Review the listing and copy each line that holds the word "развития".

[Start of RECORDS TO PROCESS]

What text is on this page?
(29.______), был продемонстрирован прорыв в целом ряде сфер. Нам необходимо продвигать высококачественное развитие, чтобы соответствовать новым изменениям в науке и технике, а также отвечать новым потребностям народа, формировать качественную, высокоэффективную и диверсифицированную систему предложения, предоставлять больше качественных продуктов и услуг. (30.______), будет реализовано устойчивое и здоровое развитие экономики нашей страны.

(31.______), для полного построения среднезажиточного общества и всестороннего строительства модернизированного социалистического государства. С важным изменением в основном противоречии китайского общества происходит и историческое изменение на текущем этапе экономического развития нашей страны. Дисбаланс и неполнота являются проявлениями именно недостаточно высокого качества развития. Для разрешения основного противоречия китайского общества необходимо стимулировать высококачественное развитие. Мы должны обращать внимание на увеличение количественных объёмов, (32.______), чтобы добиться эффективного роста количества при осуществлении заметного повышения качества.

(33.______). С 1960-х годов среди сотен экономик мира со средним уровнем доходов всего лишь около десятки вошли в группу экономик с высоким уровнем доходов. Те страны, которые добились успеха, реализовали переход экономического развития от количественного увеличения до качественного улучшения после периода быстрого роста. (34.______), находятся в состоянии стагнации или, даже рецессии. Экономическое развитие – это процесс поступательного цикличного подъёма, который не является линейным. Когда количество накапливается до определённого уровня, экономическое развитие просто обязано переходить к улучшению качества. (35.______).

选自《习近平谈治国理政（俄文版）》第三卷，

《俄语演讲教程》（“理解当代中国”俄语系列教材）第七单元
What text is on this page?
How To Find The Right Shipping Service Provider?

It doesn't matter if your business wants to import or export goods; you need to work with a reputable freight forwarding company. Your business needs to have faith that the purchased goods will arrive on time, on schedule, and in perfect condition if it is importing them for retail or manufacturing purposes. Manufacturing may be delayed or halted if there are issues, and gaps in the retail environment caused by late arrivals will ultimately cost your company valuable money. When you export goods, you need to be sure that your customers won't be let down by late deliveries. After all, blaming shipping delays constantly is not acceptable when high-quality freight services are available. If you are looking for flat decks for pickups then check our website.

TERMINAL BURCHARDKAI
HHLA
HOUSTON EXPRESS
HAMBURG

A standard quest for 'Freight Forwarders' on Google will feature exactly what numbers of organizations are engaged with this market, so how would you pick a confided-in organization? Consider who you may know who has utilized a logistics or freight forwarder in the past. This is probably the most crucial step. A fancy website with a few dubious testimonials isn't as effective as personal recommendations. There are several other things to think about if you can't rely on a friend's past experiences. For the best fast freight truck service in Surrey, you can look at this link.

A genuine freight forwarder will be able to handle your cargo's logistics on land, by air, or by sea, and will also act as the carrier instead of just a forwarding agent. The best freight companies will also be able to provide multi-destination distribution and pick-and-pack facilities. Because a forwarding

[End of RECORDS TO PROCESS]

* **OUTPUT**:
(31.______), для полного построения среднезажиточного общества и всестороннего строительства модернизированного социалистического государства. С важным изменением в основном противоречии китайского общества происходит и историческое изменение на текущем этапе экономического развития нашей страны. Дисбаланс и неполнота являются проявлениями именно недостаточно высокого качества развития. Для разрешения основного противоречия китайского общества необходимо стимулировать высококачественное развитие. Мы должны обращать внимание на увеличение количественных объёмов, (32.______), чтобы добиться эффективного роста количества при осуществлении заметного повышения качества.
(33.______). С 1960-х годов среди сотен экономик мира со средним уровнем доходов всего лишь около десятки вошли в группу экономик с высоким уровнем доходов. Те страны, которые добились успеха, реализовали переход экономического развития от количественного увеличения до качественного улучшения после периода быстрого роста. (34.______), находятся в состоянии стагнации или, даже рецессии. Экономическое развитие – это процесс поступательного цикличного подъёма, который не является линейным. Когда количество накапливается до определённого уровня, экономическое развитие просто обязано переходить к улучшению качества. (35.______).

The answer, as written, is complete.